Retype the whole listing, please, keeping every line exact and dropping the pictures.

+===+

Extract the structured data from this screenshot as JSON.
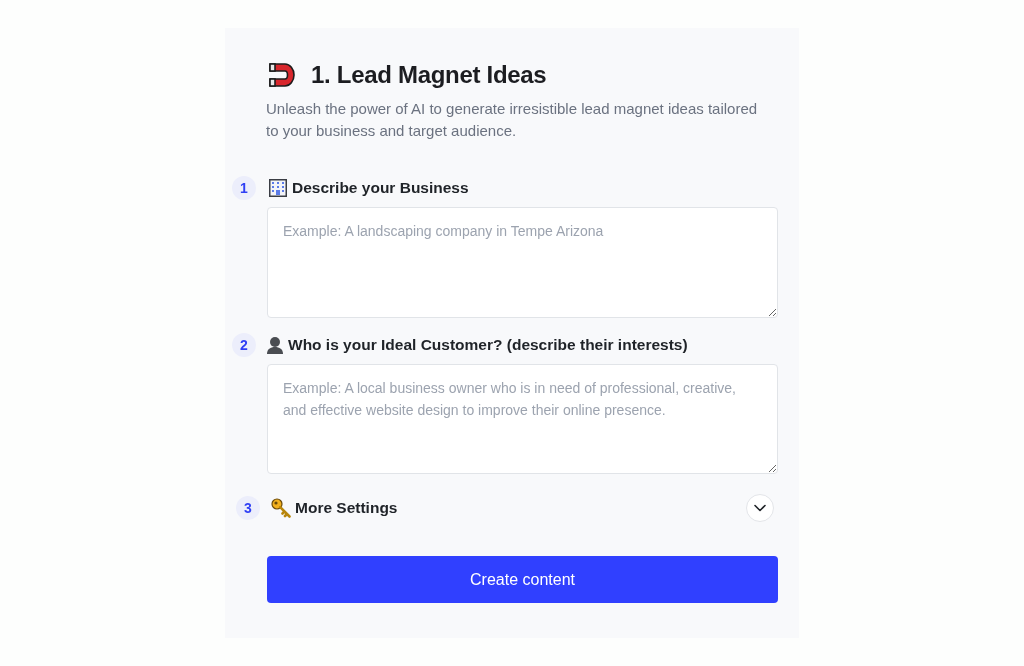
{
  "header": {
    "title": "1. Lead Magnet Ideas",
    "description": "Unleash the power of AI to generate irresistible lead magnet ideas tailored to your business and target audience."
  },
  "steps": [
    {
      "number": "1",
      "kind": "textarea",
      "label": "Describe your Business",
      "placeholder": "Example: A landscaping company in Tempe Arizona"
    },
    {
      "number": "2",
      "kind": "textarea",
      "label": "Who is your Ideal Customer? (describe their interests)",
      "placeholder": "Example: A local business owner who is in need of professional, creative, and effective website design to improve their online presence."
    },
    {
      "number": "3",
      "kind": "collapsible",
      "label": "More Settings",
      "expanded": false
    }
  ],
  "submit_button": {
    "label": "Create content"
  }
}
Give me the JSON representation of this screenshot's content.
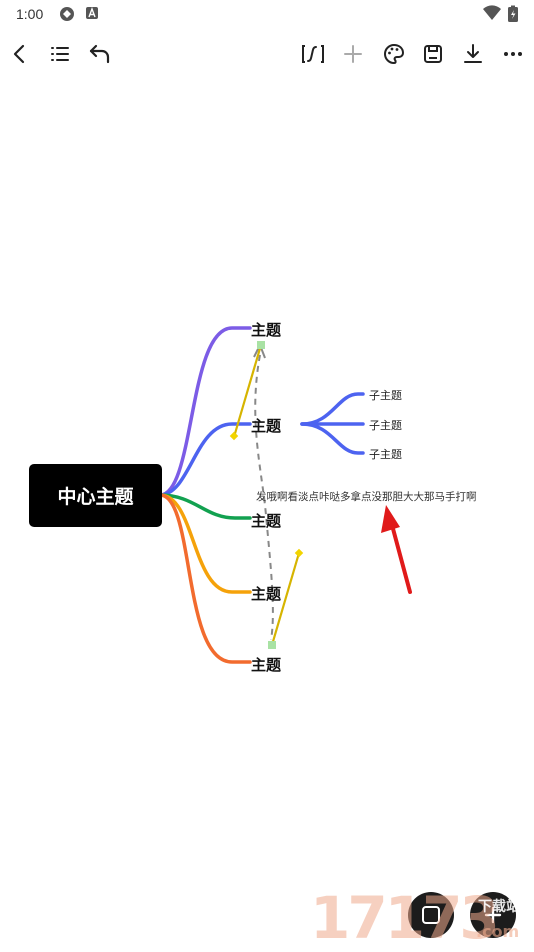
{
  "status_bar": {
    "time": "1:00",
    "icons": [
      "sync-icon",
      "a-badge-icon",
      "wifi-icon",
      "battery-charging-icon"
    ]
  },
  "toolbar": {
    "left": [
      "back-icon",
      "outline-list-icon",
      "undo-icon"
    ],
    "right": [
      "formula-icon",
      "add-icon",
      "palette-icon",
      "save-icon",
      "download-icon",
      "more-icon"
    ]
  },
  "mindmap": {
    "center": "中心主题",
    "topics": [
      {
        "label": "主题",
        "color": "#7c5ce6"
      },
      {
        "label": "主题",
        "color": "#4d63f0",
        "children": [
          "子主题",
          "子主题",
          "子主题"
        ]
      },
      {
        "label": "主题",
        "color": "#12a150"
      },
      {
        "label": "主题",
        "color": "#f5a20a"
      },
      {
        "label": "主题",
        "color": "#f26b2e"
      }
    ],
    "note": "发哦啊看淡点咔哒多拿点没那胆大大那马手打啊",
    "colors": {
      "relation_line": "#d6b400",
      "dashed_link": "#888888",
      "arrow": "#e01a1a"
    }
  },
  "watermark": {
    "text": "17173",
    "sub_text": "下载站",
    "domain": ".com"
  }
}
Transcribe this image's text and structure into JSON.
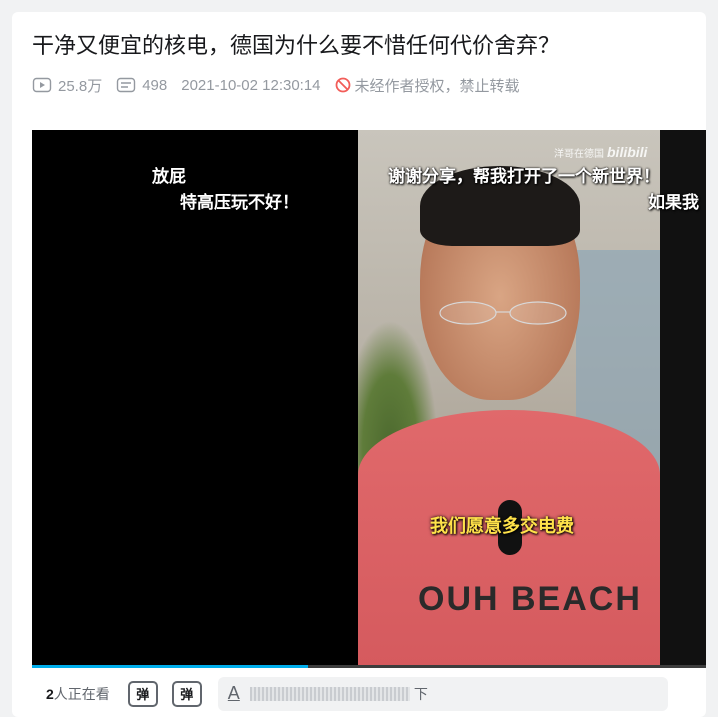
{
  "video": {
    "title": "干净又便宜的核电，德国为什么要不惜任何代价舍弃？",
    "plays": "25.8万",
    "danmaku_count": "498",
    "publish_time": "2021-10-02 12:30:14",
    "copyright_notice": "未经作者授权，禁止转载"
  },
  "player": {
    "watermark_text": "洋哥在德国",
    "watermark_brand": "bilibili",
    "danmaku": [
      "放屁",
      "特高压玩不好！",
      "谢谢分享，帮我打开了一个新世界！",
      "如果我"
    ],
    "caption": "我们愿意多交电费",
    "shirt_text": "OUH BEACH",
    "progress": 0.41
  },
  "bottom_bar": {
    "viewers_count": "2",
    "viewers_suffix": "人正在看",
    "danmaku_on_icon": "弹",
    "danmaku_settings_icon": "弹",
    "input_font_icon": "A",
    "input_tail": "下"
  },
  "colors": {
    "accent": "#00aeec",
    "caption": "#ffe24a",
    "warn": "#f25d59"
  }
}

+===+

▶ **Answer to the exercise**
Extract the structured data from this screenshot as JSON.
{
  "header": {
    "title": "1. Lead Magnet Ideas",
    "description": "Unleash the power of AI to generate irresistible lead magnet ideas tailored to your business and target audience."
  },
  "steps": [
    {
      "number": "1",
      "kind": "textarea",
      "label": "Describe your Business",
      "placeholder": "Example: A landscaping company in Tempe Arizona"
    },
    {
      "number": "2",
      "kind": "textarea",
      "label": "Who is your Ideal Customer? (describe their interests)",
      "placeholder": "Example: A local business owner who is in need of professional, creative, and effective website design to improve their online presence."
    },
    {
      "number": "3",
      "kind": "collapsible",
      "label": "More Settings",
      "expanded": false
    }
  ],
  "submit_button": {
    "label": "Create content"
  }
}
Give me the JSON representation of this screenshot's content.
{
  "status_bar": {
    "time": "1:00",
    "icons": [
      "sync-icon",
      "a-badge-icon",
      "wifi-icon",
      "battery-charging-icon"
    ]
  },
  "toolbar": {
    "left": [
      "back-icon",
      "outline-list-icon",
      "undo-icon"
    ],
    "right": [
      "formula-icon",
      "add-icon",
      "palette-icon",
      "save-icon",
      "download-icon",
      "more-icon"
    ]
  },
  "mindmap": {
    "center": "中心主题",
    "topics": [
      {
        "label": "主题",
        "color": "#7c5ce6"
      },
      {
        "label": "主题",
        "color": "#4d63f0",
        "children": [
          "子主题",
          "子主题",
          "子主题"
        ]
      },
      {
        "label": "主题",
        "color": "#12a150"
      },
      {
        "label": "主题",
        "color": "#f5a20a"
      },
      {
        "label": "主题",
        "color": "#f26b2e"
      }
    ],
    "note": "发哦啊看淡点咔哒多拿点没那胆大大那马手打啊",
    "colors": {
      "relation_line": "#d6b400",
      "dashed_link": "#888888",
      "arrow": "#e01a1a"
    }
  },
  "watermark": {
    "text": "17173",
    "sub_text": "下载站",
    "domain": ".com"
  }
}
Transcribe this image's text and structure into JSON.
{
  "video": {
    "title": "干净又便宜的核电，德国为什么要不惜任何代价舍弃？",
    "plays": "25.8万",
    "danmaku_count": "498",
    "publish_time": "2021-10-02 12:30:14",
    "copyright_notice": "未经作者授权，禁止转载"
  },
  "player": {
    "watermark_text": "洋哥在德国",
    "watermark_brand": "bilibili",
    "danmaku": [
      "放屁",
      "特高压玩不好！",
      "谢谢分享，帮我打开了一个新世界！",
      "如果我"
    ],
    "caption": "我们愿意多交电费",
    "shirt_text": "OUH BEACH",
    "progress": 0.41
  },
  "bottom_bar": {
    "viewers_count": "2",
    "viewers_suffix": "人正在看",
    "danmaku_on_icon": "弹",
    "danmaku_settings_icon": "弹",
    "input_font_icon": "A",
    "input_tail": "下"
  },
  "colors": {
    "accent": "#00aeec",
    "caption": "#ffe24a",
    "warn": "#f25d59"
  }
}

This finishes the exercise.